→ **Work to do**:
List the lines of this listing that hold the word "okładzinowa".

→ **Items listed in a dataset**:

-----

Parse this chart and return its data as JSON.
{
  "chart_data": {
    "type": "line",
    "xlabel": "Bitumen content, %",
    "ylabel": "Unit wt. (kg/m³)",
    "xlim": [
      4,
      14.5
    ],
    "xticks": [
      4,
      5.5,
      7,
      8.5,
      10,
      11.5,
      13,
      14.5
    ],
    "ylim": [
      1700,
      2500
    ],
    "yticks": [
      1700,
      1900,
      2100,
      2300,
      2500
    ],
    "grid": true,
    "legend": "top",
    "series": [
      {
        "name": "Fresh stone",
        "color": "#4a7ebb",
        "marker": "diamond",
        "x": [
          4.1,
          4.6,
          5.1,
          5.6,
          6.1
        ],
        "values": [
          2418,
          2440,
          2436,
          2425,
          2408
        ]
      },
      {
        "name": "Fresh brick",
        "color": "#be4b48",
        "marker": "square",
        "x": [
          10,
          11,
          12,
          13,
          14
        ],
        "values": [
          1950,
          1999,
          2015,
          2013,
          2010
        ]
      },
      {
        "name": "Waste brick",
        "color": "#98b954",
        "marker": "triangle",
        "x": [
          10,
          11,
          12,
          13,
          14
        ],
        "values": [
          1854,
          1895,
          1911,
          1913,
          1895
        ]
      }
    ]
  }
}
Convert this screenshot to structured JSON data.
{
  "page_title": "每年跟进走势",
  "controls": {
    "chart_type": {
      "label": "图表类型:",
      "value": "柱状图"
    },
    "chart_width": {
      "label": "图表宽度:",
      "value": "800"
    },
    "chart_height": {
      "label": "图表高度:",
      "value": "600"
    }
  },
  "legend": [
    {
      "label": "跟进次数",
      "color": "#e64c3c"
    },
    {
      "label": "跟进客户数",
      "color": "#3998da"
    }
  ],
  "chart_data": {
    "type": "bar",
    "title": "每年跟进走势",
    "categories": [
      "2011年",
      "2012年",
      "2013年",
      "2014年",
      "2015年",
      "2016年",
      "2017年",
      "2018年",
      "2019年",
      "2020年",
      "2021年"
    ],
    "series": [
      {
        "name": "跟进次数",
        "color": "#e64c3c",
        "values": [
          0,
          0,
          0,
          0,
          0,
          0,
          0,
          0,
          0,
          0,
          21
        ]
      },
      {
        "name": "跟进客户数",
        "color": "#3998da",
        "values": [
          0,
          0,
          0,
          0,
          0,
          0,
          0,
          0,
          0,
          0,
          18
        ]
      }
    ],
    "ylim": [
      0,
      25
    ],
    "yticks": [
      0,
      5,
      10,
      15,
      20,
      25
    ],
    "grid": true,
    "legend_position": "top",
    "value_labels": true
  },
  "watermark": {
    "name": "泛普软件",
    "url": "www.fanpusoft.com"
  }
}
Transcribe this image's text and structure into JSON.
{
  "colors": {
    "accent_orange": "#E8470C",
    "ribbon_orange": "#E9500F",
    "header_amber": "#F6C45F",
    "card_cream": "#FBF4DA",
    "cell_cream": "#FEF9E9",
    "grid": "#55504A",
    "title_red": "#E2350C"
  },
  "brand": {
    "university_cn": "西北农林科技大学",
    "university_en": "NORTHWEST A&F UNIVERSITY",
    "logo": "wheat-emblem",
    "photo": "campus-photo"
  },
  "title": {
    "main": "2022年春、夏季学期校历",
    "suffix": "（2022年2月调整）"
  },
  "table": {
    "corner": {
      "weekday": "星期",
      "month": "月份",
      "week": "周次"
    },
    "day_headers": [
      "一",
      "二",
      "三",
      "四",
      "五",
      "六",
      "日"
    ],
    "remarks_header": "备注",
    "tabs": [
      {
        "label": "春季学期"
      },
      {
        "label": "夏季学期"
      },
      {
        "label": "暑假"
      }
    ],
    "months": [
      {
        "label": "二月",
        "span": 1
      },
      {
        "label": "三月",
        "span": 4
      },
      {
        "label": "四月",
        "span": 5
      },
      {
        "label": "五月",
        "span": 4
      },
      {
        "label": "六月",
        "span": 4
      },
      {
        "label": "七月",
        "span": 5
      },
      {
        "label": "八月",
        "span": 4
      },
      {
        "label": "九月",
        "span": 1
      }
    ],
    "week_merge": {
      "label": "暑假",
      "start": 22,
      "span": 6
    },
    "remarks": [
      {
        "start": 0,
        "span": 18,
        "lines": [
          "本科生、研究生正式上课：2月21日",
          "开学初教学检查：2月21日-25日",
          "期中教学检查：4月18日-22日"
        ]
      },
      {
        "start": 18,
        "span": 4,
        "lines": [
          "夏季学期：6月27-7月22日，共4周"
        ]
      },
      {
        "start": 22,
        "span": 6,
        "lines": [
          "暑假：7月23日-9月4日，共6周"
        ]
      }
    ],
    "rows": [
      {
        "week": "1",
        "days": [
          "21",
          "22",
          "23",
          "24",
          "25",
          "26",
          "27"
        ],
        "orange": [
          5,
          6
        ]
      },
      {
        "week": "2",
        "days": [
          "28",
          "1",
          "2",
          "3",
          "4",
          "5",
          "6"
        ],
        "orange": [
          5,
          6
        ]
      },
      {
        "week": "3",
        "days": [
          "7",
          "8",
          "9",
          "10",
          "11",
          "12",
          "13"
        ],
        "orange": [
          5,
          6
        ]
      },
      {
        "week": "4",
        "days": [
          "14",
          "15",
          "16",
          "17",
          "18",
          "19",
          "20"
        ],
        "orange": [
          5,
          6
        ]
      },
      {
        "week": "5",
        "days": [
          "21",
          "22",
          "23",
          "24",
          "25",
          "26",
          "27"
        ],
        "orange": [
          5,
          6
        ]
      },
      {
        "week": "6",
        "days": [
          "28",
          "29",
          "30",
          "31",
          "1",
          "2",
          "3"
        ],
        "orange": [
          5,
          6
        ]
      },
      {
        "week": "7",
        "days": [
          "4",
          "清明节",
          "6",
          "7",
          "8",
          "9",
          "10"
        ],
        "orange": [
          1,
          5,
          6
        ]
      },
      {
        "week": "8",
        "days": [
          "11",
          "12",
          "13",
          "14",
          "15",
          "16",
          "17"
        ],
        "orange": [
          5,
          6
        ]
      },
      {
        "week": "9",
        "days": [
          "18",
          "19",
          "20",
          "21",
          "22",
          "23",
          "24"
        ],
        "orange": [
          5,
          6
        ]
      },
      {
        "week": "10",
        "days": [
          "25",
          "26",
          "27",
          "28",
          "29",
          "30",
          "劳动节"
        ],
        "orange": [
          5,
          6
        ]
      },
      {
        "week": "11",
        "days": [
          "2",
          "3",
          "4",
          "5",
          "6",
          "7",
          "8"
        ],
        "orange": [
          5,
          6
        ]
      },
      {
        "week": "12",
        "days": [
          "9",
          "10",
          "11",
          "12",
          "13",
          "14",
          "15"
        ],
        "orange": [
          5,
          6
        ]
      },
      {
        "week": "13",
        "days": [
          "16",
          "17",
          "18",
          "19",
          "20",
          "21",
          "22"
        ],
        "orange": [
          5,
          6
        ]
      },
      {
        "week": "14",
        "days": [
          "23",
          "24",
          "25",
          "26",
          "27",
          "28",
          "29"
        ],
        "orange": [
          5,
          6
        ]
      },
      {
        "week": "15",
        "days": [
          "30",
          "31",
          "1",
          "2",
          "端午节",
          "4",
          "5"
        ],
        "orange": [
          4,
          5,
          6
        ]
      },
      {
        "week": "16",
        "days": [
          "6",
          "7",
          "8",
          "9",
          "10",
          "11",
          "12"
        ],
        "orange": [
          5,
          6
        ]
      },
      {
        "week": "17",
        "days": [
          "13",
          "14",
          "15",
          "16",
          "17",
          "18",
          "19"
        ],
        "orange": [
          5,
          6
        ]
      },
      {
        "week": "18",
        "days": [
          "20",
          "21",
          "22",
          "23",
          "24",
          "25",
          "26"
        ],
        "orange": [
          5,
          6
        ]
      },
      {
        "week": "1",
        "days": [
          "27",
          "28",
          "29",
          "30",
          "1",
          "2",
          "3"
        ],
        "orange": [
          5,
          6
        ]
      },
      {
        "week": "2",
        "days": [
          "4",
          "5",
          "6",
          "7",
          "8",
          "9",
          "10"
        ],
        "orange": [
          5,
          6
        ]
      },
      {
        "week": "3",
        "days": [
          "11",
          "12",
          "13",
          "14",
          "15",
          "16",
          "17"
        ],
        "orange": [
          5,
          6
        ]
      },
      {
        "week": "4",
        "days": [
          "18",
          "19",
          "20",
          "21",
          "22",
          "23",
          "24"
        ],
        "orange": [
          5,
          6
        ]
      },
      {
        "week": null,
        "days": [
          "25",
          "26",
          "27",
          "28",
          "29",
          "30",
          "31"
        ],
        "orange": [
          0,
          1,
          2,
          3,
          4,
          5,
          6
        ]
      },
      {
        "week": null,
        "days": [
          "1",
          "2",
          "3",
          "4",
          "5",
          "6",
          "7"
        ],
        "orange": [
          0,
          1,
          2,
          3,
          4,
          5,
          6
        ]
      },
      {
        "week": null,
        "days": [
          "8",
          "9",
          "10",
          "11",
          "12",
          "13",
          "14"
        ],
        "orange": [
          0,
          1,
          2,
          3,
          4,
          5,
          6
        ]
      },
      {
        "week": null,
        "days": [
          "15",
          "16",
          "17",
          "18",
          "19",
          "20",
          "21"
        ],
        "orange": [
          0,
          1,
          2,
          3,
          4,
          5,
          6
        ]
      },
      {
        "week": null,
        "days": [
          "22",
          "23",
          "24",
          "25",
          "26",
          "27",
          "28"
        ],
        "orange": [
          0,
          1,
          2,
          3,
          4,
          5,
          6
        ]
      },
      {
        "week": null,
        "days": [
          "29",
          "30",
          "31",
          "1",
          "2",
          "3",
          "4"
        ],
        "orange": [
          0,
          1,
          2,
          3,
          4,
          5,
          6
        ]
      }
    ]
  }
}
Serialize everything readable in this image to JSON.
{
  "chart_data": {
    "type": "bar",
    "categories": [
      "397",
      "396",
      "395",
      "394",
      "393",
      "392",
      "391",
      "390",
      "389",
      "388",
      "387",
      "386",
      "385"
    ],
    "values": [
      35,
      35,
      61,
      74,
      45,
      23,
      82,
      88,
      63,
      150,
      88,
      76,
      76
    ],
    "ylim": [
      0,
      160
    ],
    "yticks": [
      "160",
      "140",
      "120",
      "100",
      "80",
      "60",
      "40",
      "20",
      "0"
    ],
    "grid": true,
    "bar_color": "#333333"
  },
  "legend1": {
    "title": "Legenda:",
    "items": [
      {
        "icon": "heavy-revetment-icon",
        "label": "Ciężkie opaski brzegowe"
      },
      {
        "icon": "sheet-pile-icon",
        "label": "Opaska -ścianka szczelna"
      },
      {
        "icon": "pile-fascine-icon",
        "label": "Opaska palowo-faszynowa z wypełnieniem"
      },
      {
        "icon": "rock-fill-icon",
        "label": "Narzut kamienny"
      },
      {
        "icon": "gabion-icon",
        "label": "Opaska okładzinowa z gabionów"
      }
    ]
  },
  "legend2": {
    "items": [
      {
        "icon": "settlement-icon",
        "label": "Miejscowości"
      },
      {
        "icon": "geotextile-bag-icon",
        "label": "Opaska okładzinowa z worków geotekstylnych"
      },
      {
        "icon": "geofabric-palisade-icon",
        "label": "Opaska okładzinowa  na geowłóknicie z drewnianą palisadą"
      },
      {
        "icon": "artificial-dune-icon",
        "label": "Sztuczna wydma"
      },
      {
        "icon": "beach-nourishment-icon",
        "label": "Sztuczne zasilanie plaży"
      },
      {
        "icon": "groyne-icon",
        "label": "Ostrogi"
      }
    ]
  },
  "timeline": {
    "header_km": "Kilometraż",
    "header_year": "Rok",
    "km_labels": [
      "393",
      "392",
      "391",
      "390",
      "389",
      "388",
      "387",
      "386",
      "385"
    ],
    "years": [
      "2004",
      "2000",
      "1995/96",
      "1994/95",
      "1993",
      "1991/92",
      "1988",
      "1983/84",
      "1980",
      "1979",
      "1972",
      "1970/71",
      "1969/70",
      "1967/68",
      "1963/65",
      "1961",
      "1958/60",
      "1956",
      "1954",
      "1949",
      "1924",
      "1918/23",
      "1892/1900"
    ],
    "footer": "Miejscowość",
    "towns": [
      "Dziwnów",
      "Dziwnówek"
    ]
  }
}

-----

→ **Written response**:
        "label": "Opaska okładzinowa z gabionów"
        "label": "Opaska okładzinowa z worków geotekstylnych"
        "label": "Opaska okładzinowa  na geowłóknicie z drewnianą palisadą"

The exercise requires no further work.